▸ SOURCE DATA:
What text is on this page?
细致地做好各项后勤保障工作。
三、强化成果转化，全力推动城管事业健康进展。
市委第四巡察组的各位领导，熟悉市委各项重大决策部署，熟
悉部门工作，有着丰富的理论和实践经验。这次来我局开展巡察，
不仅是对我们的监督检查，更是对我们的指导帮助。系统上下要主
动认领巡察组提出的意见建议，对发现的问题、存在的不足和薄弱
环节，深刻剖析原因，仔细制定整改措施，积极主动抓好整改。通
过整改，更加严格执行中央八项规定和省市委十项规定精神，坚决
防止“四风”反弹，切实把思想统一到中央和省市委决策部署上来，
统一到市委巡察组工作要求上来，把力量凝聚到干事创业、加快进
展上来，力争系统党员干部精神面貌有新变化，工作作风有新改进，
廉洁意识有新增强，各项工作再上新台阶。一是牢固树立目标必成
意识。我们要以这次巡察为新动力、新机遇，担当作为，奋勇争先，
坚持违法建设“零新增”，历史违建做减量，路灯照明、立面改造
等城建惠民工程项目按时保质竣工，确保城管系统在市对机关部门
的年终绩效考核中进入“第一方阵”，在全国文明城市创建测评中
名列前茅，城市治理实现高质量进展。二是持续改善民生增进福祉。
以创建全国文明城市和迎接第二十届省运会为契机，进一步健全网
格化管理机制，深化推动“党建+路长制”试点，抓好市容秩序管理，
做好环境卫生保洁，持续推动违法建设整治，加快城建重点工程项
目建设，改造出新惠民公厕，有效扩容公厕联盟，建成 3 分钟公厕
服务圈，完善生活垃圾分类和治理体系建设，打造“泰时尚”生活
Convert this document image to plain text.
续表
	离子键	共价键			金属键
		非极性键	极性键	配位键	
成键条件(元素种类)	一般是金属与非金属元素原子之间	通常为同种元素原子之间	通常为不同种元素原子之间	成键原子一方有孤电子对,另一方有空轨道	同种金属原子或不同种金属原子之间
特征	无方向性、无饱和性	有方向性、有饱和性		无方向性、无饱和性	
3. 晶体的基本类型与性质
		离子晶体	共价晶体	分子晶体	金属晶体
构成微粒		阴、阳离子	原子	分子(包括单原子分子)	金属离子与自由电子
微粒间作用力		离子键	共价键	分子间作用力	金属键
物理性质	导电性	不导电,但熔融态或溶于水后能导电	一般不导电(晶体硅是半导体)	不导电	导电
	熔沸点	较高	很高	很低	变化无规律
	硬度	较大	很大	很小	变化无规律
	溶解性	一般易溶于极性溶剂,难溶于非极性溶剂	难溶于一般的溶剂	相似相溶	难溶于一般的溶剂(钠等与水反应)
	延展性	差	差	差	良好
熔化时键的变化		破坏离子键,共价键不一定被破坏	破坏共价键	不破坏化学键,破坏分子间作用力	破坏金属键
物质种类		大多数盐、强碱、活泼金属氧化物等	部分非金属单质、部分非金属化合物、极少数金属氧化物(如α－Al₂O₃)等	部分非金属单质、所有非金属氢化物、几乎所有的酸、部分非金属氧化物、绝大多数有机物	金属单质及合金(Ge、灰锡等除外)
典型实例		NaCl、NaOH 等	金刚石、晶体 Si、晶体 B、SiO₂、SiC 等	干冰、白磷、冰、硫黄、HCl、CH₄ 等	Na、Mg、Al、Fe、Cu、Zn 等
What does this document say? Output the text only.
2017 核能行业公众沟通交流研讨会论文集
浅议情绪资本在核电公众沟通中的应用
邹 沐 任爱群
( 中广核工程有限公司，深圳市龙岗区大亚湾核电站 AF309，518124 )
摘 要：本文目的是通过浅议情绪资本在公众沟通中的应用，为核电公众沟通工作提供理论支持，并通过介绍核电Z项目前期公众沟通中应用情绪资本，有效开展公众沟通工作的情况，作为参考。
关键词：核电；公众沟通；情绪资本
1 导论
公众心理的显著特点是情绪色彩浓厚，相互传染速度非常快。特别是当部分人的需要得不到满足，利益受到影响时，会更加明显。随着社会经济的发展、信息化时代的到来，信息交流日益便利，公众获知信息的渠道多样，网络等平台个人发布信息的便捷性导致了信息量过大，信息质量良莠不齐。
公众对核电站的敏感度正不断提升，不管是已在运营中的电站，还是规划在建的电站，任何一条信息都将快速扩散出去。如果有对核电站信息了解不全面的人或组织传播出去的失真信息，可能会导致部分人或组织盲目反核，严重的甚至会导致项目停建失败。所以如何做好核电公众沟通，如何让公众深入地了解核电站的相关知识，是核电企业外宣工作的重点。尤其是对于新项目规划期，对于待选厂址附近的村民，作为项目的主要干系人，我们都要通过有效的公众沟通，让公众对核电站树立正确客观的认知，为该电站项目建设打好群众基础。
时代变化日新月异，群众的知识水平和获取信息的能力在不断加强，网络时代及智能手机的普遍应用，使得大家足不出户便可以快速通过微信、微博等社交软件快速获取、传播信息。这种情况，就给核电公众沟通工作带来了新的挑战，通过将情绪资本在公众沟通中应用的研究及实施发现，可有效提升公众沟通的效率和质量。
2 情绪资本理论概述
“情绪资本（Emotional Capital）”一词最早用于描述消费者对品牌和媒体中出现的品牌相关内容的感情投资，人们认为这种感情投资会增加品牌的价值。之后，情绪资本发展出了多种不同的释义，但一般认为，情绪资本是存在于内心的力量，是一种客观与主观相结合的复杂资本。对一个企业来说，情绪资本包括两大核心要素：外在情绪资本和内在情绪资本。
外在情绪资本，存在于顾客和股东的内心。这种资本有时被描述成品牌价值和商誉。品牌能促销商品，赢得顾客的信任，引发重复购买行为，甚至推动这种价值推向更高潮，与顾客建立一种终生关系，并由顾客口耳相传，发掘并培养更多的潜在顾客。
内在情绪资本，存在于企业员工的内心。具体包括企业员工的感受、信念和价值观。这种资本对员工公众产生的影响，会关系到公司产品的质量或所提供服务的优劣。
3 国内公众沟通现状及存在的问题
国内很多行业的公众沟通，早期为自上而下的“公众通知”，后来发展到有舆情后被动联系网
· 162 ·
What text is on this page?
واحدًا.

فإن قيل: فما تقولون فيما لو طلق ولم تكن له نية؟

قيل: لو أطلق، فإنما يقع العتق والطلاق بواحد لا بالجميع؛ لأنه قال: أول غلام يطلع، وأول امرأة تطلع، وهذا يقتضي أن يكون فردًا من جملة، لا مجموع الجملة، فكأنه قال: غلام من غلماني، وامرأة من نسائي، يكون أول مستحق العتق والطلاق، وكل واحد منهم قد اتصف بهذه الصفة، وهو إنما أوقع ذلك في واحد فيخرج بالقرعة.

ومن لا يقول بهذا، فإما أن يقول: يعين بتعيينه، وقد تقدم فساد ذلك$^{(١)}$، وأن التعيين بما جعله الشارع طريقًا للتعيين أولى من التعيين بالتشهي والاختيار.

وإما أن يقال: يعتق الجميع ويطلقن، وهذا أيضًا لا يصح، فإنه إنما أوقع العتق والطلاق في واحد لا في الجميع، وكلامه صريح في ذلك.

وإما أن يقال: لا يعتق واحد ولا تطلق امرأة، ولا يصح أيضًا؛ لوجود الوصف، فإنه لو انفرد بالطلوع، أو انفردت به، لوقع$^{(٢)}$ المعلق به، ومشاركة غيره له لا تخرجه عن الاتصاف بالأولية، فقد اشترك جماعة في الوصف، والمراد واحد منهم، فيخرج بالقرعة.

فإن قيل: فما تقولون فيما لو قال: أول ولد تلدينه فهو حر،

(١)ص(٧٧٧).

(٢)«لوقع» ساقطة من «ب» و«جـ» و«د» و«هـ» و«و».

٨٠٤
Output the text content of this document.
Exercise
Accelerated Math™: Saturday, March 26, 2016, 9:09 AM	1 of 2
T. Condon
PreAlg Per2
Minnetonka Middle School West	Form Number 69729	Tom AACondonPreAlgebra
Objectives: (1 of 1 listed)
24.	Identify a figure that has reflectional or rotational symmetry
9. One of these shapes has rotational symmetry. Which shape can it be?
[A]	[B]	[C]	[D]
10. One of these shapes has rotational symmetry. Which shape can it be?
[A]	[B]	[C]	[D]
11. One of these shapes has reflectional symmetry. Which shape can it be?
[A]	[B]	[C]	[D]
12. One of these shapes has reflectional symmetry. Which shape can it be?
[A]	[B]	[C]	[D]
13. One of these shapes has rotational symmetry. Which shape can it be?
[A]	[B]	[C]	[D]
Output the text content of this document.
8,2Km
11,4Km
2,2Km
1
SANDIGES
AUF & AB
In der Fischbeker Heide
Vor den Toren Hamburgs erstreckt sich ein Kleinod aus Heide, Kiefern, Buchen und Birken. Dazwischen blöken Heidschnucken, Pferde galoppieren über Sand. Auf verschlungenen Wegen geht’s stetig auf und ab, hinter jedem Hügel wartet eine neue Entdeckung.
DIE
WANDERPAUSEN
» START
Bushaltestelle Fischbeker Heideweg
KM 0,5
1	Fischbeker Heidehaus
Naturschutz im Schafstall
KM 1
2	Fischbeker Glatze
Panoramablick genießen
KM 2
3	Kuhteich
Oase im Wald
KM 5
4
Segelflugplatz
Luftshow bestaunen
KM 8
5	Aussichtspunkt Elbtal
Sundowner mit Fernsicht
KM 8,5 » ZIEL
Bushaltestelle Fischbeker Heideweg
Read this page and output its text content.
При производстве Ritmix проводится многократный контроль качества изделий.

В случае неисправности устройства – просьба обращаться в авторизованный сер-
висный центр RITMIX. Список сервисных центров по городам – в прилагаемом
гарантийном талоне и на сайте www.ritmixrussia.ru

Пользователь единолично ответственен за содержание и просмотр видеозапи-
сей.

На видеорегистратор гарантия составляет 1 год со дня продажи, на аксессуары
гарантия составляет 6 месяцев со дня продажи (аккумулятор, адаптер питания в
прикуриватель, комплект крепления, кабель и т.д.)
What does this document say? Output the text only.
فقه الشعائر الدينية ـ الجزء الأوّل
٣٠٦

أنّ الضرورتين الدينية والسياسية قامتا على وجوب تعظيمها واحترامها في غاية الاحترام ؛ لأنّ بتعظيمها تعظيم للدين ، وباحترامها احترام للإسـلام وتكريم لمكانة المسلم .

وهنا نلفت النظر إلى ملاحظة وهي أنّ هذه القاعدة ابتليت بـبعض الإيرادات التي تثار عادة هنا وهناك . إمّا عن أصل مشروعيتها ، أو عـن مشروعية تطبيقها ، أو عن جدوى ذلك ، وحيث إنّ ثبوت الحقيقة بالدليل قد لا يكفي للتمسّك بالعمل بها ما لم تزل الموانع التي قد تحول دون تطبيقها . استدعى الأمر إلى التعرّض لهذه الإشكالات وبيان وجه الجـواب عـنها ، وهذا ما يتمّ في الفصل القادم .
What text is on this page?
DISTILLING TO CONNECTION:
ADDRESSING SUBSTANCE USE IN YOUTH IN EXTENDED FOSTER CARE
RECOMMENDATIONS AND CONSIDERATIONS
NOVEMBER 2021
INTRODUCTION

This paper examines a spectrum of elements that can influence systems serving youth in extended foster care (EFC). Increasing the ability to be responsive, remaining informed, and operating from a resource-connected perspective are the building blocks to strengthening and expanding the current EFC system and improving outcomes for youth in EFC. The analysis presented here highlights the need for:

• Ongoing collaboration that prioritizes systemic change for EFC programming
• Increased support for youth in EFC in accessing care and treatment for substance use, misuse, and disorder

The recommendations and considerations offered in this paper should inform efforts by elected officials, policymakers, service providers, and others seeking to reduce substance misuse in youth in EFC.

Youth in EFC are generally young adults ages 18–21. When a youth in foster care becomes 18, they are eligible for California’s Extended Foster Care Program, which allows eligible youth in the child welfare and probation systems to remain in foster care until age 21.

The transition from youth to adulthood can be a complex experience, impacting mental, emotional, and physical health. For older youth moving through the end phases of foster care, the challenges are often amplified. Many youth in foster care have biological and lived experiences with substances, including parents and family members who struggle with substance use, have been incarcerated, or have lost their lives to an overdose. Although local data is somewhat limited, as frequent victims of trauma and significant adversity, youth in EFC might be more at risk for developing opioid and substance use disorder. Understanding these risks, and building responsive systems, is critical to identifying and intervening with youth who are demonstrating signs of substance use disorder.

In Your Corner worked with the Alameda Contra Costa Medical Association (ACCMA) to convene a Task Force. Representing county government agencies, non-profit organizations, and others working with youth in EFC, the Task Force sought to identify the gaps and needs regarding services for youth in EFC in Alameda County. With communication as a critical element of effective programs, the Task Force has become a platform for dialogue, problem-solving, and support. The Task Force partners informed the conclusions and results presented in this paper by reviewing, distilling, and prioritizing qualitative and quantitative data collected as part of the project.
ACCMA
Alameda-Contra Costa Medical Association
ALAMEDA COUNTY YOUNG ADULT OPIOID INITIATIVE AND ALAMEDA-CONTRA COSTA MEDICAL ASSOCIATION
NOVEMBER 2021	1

▸ EXERCISE DESCRIPTION: Find how many lines of the listing include the string "فيما" and give that number, nothing else.

▸ SOLUTION TO THIS TASK: 2